- Challenge -
Find each line with the string "location" and copy it.

(Stored data)
☆ ☆ ☆ ☆ ☆ ☆ ☆
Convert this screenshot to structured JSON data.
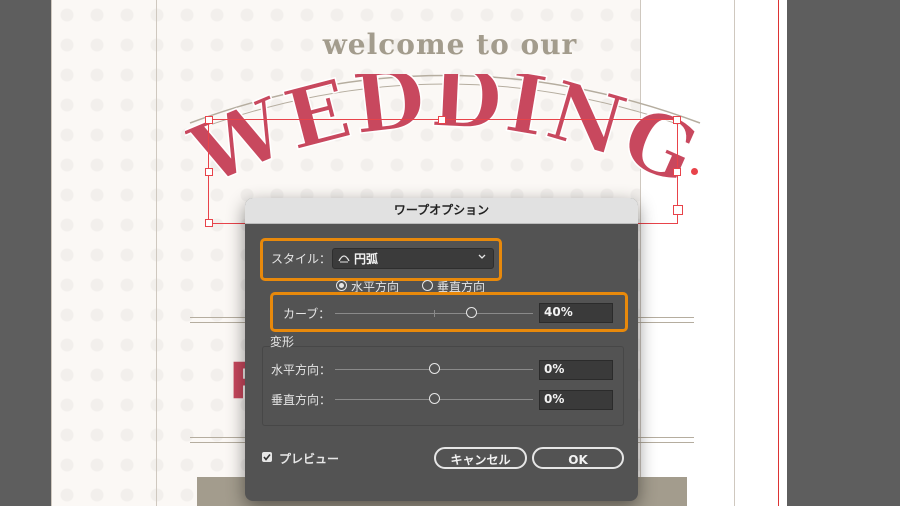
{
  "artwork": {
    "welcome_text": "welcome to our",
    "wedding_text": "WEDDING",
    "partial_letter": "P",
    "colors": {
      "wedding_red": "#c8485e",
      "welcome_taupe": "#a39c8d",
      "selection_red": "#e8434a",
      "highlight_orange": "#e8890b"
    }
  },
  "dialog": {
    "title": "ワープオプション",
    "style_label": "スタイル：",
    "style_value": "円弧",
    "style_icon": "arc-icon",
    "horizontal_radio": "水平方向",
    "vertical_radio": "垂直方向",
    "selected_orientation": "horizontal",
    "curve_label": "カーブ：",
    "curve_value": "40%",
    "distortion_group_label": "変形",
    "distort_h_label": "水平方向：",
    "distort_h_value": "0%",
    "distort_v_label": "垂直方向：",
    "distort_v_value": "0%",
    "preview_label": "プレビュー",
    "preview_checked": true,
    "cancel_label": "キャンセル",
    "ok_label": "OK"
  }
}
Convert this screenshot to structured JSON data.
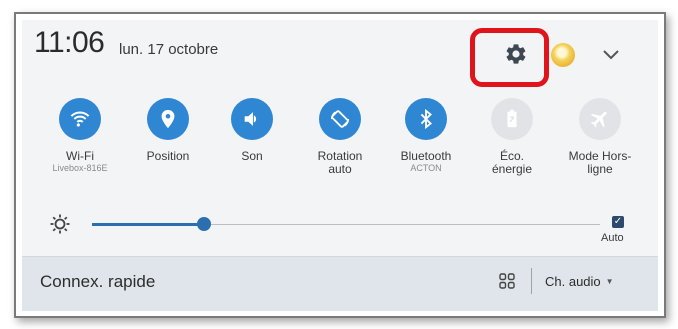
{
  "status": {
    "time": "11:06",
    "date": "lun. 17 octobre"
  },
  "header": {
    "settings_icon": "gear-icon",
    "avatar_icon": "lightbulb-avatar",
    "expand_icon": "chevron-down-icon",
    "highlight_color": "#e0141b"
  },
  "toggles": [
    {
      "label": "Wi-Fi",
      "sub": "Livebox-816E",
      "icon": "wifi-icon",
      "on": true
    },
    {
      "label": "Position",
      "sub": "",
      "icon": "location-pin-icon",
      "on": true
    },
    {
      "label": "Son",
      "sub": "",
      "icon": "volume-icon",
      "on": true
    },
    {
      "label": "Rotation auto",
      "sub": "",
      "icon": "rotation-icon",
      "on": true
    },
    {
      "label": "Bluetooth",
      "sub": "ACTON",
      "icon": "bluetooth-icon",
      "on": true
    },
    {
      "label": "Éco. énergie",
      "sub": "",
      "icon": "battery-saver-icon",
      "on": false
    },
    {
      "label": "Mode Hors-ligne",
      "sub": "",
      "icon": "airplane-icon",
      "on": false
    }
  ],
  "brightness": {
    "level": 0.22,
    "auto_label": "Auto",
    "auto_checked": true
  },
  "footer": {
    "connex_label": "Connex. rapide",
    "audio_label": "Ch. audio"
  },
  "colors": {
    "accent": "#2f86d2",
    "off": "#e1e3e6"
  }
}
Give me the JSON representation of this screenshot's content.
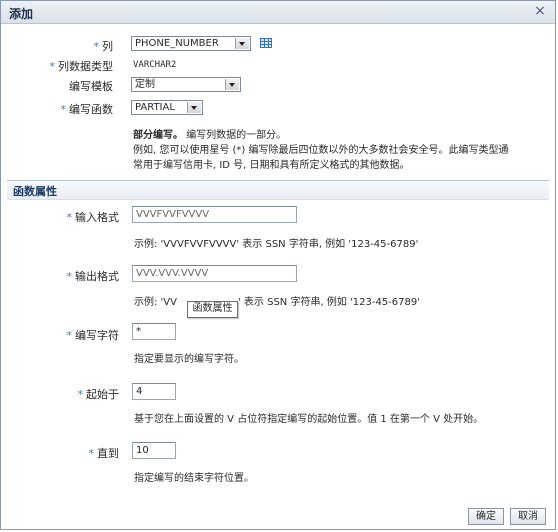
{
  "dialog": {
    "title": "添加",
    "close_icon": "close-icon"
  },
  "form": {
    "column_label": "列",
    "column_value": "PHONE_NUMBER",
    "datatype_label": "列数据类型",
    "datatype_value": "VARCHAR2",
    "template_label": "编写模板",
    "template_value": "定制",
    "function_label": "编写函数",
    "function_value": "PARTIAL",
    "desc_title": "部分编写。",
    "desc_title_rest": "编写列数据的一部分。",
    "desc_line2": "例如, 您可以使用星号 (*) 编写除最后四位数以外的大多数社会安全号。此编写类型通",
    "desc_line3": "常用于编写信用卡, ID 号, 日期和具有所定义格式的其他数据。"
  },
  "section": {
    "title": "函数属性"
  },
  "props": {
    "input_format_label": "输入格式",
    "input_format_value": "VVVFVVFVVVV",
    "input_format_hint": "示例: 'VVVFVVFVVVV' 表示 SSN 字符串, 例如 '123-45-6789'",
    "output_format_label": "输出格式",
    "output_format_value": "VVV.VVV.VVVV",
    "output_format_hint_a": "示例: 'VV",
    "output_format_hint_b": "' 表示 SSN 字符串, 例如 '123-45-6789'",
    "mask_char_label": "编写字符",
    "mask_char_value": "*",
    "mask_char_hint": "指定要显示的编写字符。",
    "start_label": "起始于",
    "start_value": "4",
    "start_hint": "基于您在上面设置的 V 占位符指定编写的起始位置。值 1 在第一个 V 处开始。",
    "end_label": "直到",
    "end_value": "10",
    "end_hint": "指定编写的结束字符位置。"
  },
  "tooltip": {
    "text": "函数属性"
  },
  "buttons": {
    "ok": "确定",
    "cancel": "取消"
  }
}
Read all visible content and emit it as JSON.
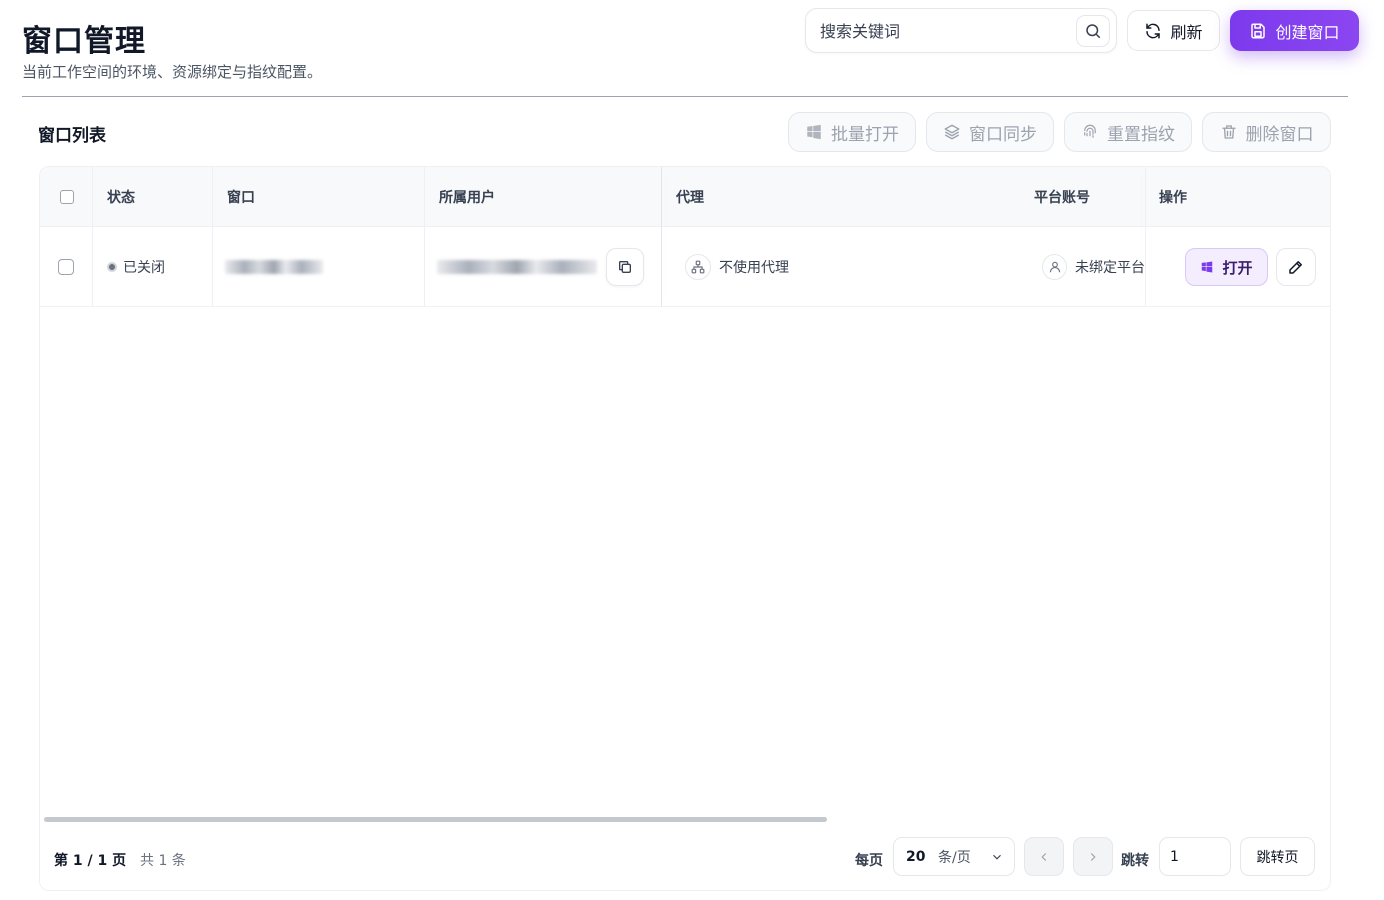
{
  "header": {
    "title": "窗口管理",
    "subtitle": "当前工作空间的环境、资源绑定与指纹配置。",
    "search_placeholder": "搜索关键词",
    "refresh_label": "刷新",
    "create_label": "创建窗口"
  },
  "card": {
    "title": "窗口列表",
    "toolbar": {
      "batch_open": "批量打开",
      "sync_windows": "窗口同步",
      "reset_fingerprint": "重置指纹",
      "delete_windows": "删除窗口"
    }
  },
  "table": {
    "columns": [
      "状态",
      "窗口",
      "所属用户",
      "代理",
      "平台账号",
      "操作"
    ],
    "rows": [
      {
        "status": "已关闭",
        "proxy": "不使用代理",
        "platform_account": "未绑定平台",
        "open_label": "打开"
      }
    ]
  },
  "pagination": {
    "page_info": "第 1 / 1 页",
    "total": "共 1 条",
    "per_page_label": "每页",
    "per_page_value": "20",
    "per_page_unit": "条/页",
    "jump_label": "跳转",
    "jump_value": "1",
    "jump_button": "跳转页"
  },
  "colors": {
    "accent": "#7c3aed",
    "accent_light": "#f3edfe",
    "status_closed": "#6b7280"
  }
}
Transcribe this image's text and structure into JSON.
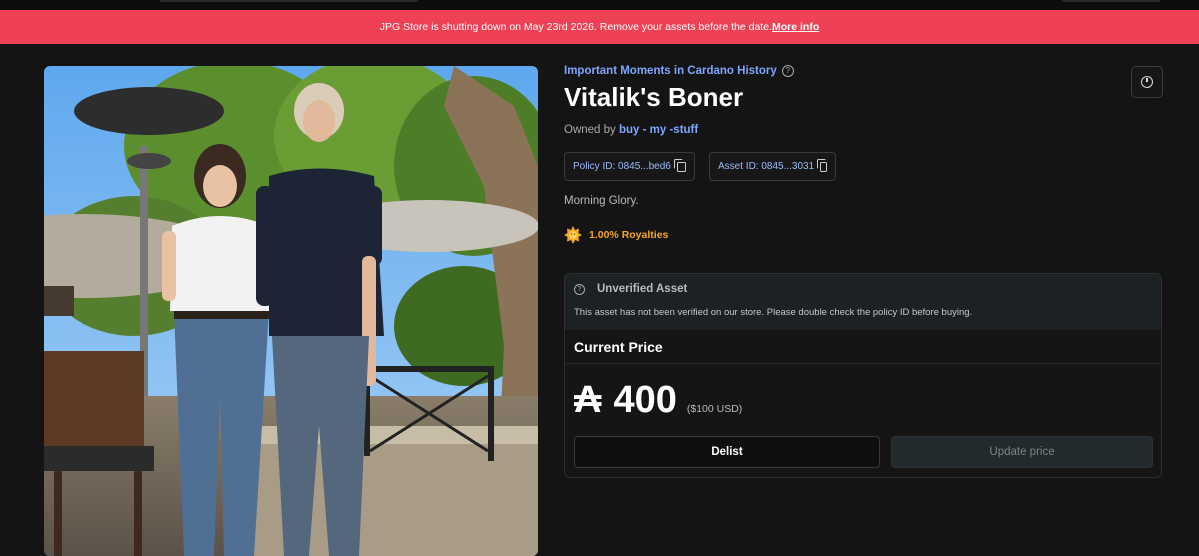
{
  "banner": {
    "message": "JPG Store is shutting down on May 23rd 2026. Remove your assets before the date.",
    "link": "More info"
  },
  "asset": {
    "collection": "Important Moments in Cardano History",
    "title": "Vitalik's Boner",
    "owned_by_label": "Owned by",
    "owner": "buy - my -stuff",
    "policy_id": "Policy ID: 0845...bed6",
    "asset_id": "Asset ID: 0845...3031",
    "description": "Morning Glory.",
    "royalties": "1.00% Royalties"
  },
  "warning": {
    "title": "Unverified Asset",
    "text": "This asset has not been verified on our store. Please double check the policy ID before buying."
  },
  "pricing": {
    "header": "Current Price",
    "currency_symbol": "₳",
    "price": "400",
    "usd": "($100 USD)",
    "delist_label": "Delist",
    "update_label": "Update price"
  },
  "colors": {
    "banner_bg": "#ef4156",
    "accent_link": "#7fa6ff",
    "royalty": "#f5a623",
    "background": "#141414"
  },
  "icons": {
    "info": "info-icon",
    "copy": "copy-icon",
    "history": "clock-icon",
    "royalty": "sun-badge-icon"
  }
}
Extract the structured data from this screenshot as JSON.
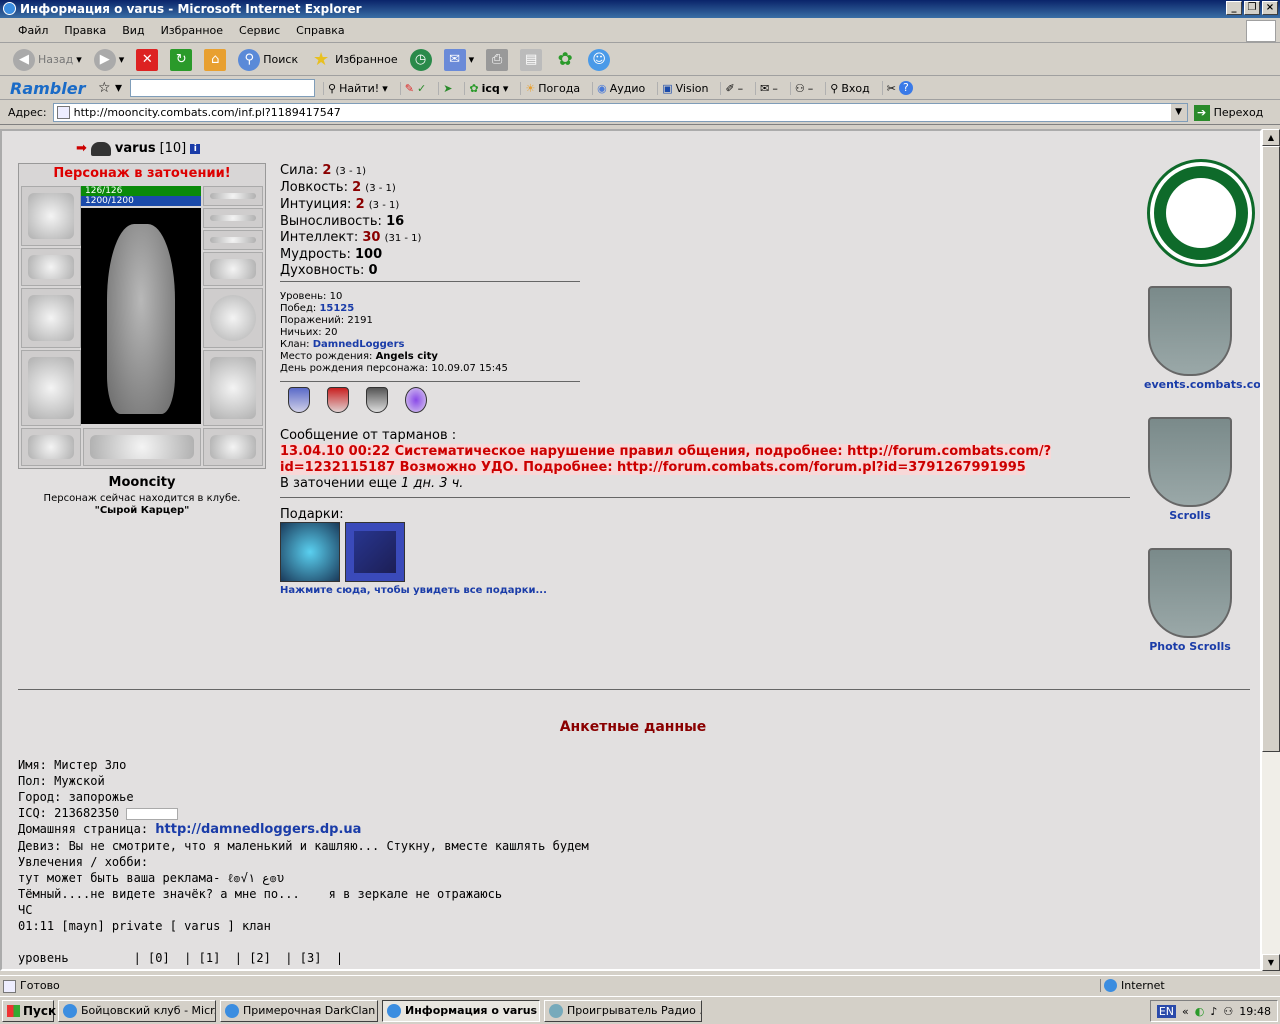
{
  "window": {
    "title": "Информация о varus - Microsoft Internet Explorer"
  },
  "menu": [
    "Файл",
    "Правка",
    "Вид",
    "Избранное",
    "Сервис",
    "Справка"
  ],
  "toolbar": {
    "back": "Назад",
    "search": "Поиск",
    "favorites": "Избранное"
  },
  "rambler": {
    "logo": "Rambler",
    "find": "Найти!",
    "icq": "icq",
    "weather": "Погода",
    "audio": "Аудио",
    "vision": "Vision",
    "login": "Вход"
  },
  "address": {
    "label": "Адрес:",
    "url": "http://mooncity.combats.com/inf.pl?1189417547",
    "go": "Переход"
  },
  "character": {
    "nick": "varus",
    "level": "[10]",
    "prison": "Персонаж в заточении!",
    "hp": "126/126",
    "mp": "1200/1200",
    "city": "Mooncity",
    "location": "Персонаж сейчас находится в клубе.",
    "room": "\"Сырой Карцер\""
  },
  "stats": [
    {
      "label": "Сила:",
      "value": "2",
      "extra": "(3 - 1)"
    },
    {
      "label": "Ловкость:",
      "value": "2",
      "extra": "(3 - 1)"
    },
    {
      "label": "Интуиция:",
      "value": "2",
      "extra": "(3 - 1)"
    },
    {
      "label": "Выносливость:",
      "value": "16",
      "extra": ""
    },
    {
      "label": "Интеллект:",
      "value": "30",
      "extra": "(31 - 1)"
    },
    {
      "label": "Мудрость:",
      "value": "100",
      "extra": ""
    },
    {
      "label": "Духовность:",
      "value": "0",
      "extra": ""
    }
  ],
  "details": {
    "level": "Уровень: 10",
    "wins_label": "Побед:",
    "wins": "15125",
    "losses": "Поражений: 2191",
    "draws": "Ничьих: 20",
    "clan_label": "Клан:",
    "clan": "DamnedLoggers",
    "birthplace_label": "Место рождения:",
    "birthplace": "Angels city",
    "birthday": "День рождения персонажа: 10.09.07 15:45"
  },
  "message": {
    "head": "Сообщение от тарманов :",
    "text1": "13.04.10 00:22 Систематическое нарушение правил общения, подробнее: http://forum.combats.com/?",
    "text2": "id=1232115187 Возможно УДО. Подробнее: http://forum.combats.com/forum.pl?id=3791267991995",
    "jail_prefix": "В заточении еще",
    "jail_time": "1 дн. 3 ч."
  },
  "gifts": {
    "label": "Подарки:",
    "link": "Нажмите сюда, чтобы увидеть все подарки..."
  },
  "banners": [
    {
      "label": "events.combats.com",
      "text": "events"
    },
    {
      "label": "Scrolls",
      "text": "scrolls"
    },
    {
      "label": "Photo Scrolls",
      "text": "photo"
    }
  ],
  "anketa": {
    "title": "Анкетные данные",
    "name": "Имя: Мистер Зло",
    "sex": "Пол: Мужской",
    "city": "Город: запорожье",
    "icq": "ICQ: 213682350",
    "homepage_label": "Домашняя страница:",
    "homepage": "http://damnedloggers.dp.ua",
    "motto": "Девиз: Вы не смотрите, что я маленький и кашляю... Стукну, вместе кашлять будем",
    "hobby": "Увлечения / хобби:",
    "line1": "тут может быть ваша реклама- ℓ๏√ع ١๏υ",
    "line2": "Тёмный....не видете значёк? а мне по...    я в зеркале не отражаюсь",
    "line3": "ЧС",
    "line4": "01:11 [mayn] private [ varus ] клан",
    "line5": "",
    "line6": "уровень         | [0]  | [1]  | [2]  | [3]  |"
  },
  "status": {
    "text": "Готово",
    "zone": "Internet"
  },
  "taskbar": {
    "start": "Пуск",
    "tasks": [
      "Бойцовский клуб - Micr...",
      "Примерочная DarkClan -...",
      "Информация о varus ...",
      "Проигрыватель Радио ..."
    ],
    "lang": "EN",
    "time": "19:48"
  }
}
☆ ☆ ☆ ☆ ☆ ☆ ☆
- Solution to the exercise -
      "icon": "location-pin-icon",
    "location": "Персонаж сейчас находится в клубе.",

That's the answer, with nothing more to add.